Data entries
## Start
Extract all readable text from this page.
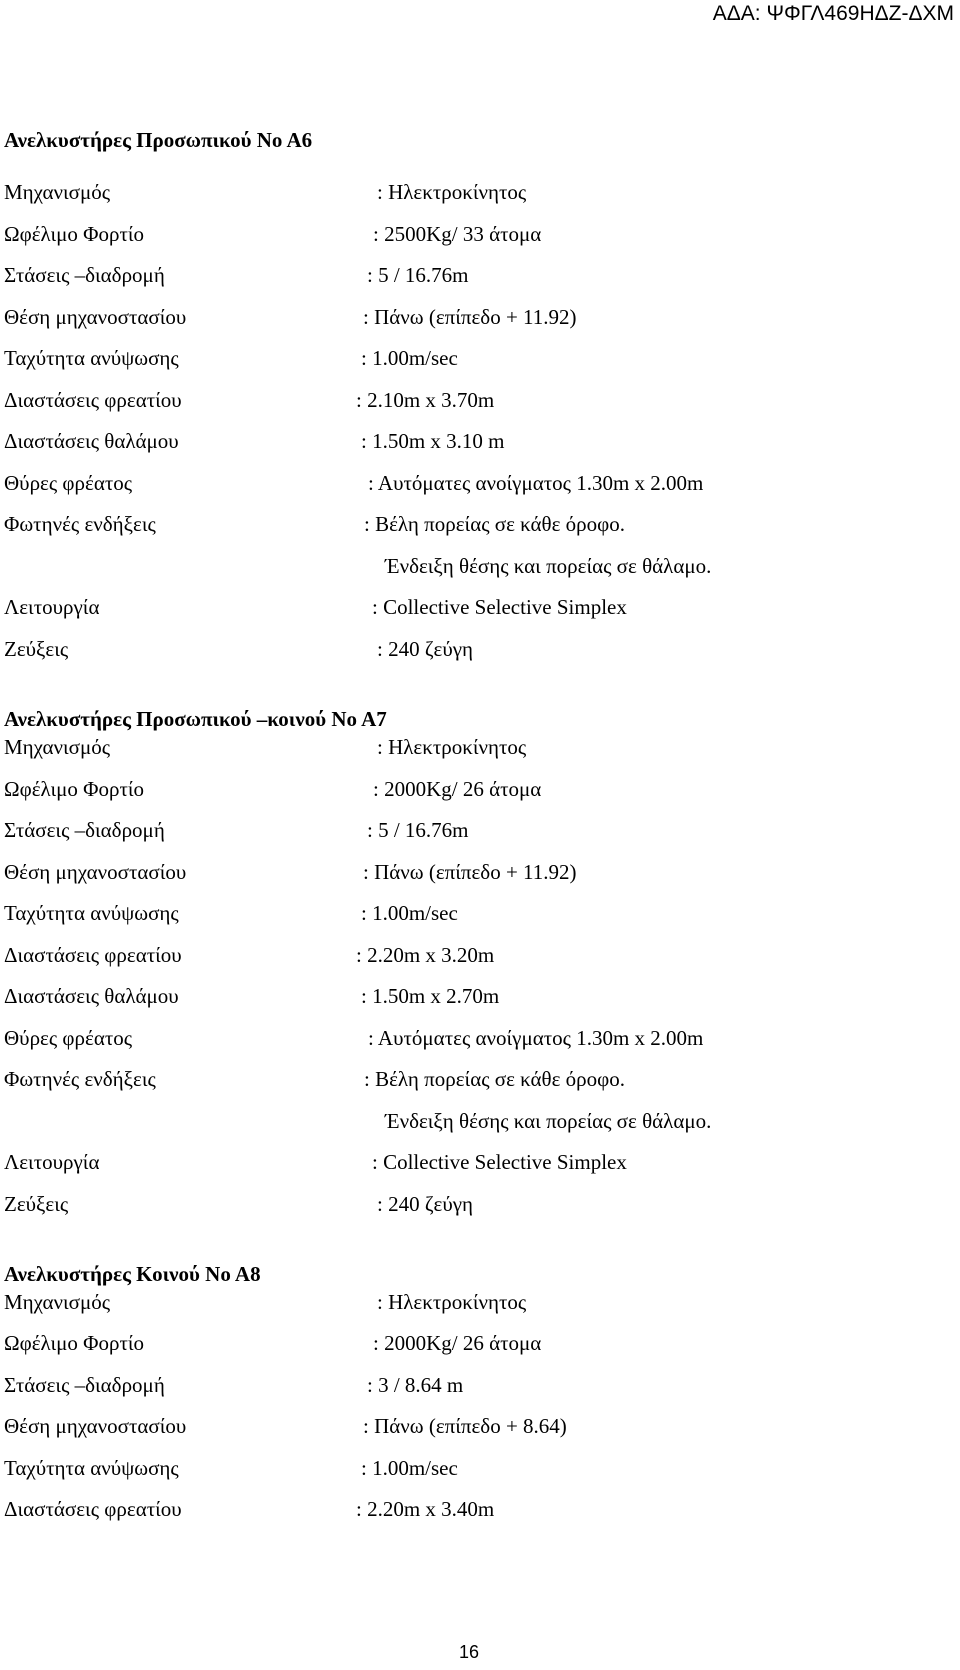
ΑΔΑ: ΨΦΓΛ469ΗΔΖ-ΔΧΜ
Ανελκυστήρες Προσωπικού Νο Α6
Μηχανισμός	: Ηλεκτροκίνητος
Ωφέλιμο Φορτίο	: 2500Kg/ 33 άτομα
Στάσεις –διαδρομή	: 5 / 16.76m
Θέση μηχανοστασίου	: Πάνω (επίπεδο + 11.92)
Ταχύτητα ανύψωσης	: 1.00m/sec
Διαστάσεις φρεατίου	: 2.10m x 3.70m
Διαστάσεις θαλάμου	: 1.50m x 3.10 m
Θύρες φρέατος	: Αυτόματες ανοίγματος 1.30m x 2.00m
Φωτηνές ενδήξεις	: Βέλη πορείας σε κάθε όροφο.
Ένδειξη θέσης και πορείας σε θάλαμο.
Λειτουργία	: Collective Selective Simplex
Ζεύξεις	: 240 ζεύγη
Ανελκυστήρες Προσωπικού –κοινού Νο Α7
Μηχανισμός	: Ηλεκτροκίνητος
Ωφέλιμο Φορτίο	: 2000Kg/ 26 άτομα
Στάσεις –διαδρομή	: 5 / 16.76m
Θέση μηχανοστασίου	: Πάνω (επίπεδο + 11.92)
Ταχύτητα ανύψωσης	: 1.00m/sec
Διαστάσεις φρεατίου	: 2.20m x 3.20m
Διαστάσεις θαλάμου	: 1.50m x 2.70m
Θύρες φρέατος	: Αυτόματες ανοίγματος 1.30m x 2.00m
Φωτηνές ενδήξεις	: Βέλη πορείας σε κάθε όροφο.
Ένδειξη θέσης και πορείας σε θάλαμο.
Λειτουργία	: Collective Selective Simplex
Ζεύξεις	: 240 ζεύγη
Ανελκυστήρες Κοινού Νο Α8
Μηχανισμός	: Ηλεκτροκίνητος
Ωφέλιμο Φορτίο	: 2000Kg/ 26 άτομα
Στάσεις –διαδρομή	: 3 / 8.64 m
Θέση μηχανοστασίου	: Πάνω (επίπεδο + 8.64)
Ταχύτητα ανύψωσης	: 1.00m/sec
Διαστάσεις φρεατίου	: 2.20m x 3.40m
16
## End
Without the pictures, restate each entry exactly.

Extract all readable text from this page.
ΑΔΑ: ΨΦΓΛ469ΗΔΖ-ΔΧΜ
Ανελκυστήρες Προσωπικού Νο Α6
Μηχανισμός	: Ηλεκτροκίνητος
Ωφέλιμο Φορτίο	: 2500Kg/ 33 άτομα
Στάσεις –διαδρομή	: 5 / 16.76m
Θέση μηχανοστασίου	: Πάνω (επίπεδο + 11.92)
Ταχύτητα ανύψωσης	: 1.00m/sec
Διαστάσεις φρεατίου	: 2.10m x 3.70m
Διαστάσεις θαλάμου	: 1.50m x 3.10 m
Θύρες φρέατος	: Αυτόματες ανοίγματος 1.30m x 2.00m
Φωτηνές ενδήξεις	: Βέλη πορείας σε κάθε όροφο.
Ένδειξη θέσης και πορείας σε θάλαμο.
Λειτουργία	: Collective Selective Simplex
Ζεύξεις	: 240 ζεύγη
Ανελκυστήρες Προσωπικού –κοινού Νο Α7
Μηχανισμός	: Ηλεκτροκίνητος
Ωφέλιμο Φορτίο	: 2000Kg/ 26 άτομα
Στάσεις –διαδρομή	: 5 / 16.76m
Θέση μηχανοστασίου	: Πάνω (επίπεδο + 11.92)
Ταχύτητα ανύψωσης	: 1.00m/sec
Διαστάσεις φρεατίου	: 2.20m x 3.20m
Διαστάσεις θαλάμου	: 1.50m x 2.70m
Θύρες φρέατος	: Αυτόματες ανοίγματος 1.30m x 2.00m
Φωτηνές ενδήξεις	: Βέλη πορείας σε κάθε όροφο.
Ένδειξη θέσης και πορείας σε θάλαμο.
Λειτουργία	: Collective Selective Simplex
Ζεύξεις	: 240 ζεύγη
Ανελκυστήρες Κοινού Νο Α8
Μηχανισμός	: Ηλεκτροκίνητος
Ωφέλιμο Φορτίο	: 2000Kg/ 26 άτομα
Στάσεις –διαδρομή	: 3 / 8.64 m
Θέση μηχανοστασίου	: Πάνω (επίπεδο + 8.64)
Ταχύτητα ανύψωσης	: 1.00m/sec
Διαστάσεις φρεατίου	: 2.20m x 3.40m
16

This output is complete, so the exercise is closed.